GOAL: Write out all of the entries exactly as given.

A block of data:
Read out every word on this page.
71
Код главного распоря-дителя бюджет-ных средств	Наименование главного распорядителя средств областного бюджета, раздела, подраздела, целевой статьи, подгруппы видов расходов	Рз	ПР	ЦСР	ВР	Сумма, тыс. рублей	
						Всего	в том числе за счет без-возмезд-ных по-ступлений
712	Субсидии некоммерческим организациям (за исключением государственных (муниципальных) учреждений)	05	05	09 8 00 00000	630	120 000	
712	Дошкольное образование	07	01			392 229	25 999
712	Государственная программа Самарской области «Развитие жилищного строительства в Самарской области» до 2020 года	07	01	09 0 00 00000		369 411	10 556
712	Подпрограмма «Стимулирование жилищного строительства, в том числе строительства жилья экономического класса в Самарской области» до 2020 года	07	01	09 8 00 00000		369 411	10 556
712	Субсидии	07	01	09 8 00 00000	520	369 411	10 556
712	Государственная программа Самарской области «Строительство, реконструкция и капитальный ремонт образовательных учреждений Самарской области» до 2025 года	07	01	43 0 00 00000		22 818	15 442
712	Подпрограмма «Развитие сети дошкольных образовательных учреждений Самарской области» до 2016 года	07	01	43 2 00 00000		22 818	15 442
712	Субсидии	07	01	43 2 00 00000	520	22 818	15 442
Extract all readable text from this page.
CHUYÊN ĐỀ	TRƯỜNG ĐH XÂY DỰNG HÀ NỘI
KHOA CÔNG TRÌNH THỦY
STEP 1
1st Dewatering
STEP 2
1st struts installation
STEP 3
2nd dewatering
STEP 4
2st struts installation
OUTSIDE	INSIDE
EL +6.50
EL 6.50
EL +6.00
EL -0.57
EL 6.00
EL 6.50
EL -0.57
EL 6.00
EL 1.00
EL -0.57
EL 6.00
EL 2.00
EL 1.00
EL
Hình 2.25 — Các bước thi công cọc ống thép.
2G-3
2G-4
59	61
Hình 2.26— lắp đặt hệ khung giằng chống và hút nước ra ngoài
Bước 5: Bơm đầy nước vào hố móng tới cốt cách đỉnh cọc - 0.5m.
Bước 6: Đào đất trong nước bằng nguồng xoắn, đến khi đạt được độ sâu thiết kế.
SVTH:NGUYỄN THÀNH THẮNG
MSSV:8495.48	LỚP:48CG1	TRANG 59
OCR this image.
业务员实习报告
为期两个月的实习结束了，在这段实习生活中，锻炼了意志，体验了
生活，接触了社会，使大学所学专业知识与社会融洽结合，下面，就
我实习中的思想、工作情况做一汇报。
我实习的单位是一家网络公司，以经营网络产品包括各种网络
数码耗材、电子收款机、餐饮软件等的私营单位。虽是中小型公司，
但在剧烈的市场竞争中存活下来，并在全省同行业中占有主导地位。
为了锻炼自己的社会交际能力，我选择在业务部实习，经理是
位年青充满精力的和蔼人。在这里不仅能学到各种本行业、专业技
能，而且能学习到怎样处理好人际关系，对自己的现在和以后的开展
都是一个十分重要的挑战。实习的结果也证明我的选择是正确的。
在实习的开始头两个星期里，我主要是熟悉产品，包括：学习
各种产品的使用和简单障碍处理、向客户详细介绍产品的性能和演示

TASK RESULT:
Read out every word on this page.
71
Код главного распоря-дителя бюджет-ных средств	Наименование главного распорядителя средств областного бюджета, раздела, подраздела, целевой статьи, подгруппы видов расходов	Рз	ПР	ЦСР	ВР	Сумма, тыс. рублей	
						Всего	в том числе за счет без-возмезд-ных по-ступлений
712	Субсидии некоммерческим организациям (за исключением государственных (муниципальных) учреждений)	05	05	09 8 00 00000	630	120 000	
712	Дошкольное образование	07	01			392 229	25 999
712	Государственная программа Самарской области «Развитие жилищного строительства в Самарской области» до 2020 года	07	01	09 0 00 00000		369 411	10 556
712	Подпрограмма «Стимулирование жилищного строительства, в том числе строительства жилья экономического класса в Самарской области» до 2020 года	07	01	09 8 00 00000		369 411	10 556
712	Субсидии	07	01	09 8 00 00000	520	369 411	10 556
712	Государственная программа Самарской области «Строительство, реконструкция и капитальный ремонт образовательных учреждений Самарской области» до 2025 года	07	01	43 0 00 00000		22 818	15 442
712	Подпрограмма «Развитие сети дошкольных образовательных учреждений Самарской области» до 2016 года	07	01	43 2 00 00000		22 818	15 442
712	Субсидии	07	01	43 2 00 00000	520	22 818	15 442
Extract all readable text from this page.
CHUYÊN ĐỀ	TRƯỜNG ĐH XÂY DỰNG HÀ NỘI
KHOA CÔNG TRÌNH THỦY
STEP 1
1st Dewatering
STEP 2
1st struts installation
STEP 3
2nd dewatering
STEP 4
2st struts installation
OUTSIDE	INSIDE
EL +6.50
EL 6.50
EL +6.00
EL -0.57
EL 6.00
EL 6.50
EL -0.57
EL 6.00
EL 1.00
EL -0.57
EL 6.00
EL 2.00
EL 1.00
EL
Hình 2.25 — Các bước thi công cọc ống thép.
2G-3
2G-4
59	61
Hình 2.26— lắp đặt hệ khung giằng chống và hút nước ra ngoài
Bước 5: Bơm đầy nước vào hố móng tới cốt cách đỉnh cọc - 0.5m.
Bước 6: Đào đất trong nước bằng nguồng xoắn, đến khi đạt được độ sâu thiết kế.
SVTH:NGUYỄN THÀNH THẮNG
MSSV:8495.48	LỚP:48CG1	TRANG 59
OCR this image.
业务员实习报告
为期两个月的实习结束了，在这段实习生活中，锻炼了意志，体验了
生活，接触了社会，使大学所学专业知识与社会融洽结合，下面，就
我实习中的思想、工作情况做一汇报。
我实习的单位是一家网络公司，以经营网络产品包括各种网络
数码耗材、电子收款机、餐饮软件等的私营单位。虽是中小型公司，
但在剧烈的市场竞争中存活下来，并在全省同行业中占有主导地位。
为了锻炼自己的社会交际能力，我选择在业务部实习，经理是
位年青充满精力的和蔼人。在这里不仅能学到各种本行业、专业技
能，而且能学习到怎样处理好人际关系，对自己的现在和以后的开展
都是一个十分重要的挑战。实习的结果也证明我的选择是正确的。
在实习的开始头两个星期里，我主要是熟悉产品，包括：学习
各种产品的使用和简单障碍处理、向客户详细介绍产品的性能和演示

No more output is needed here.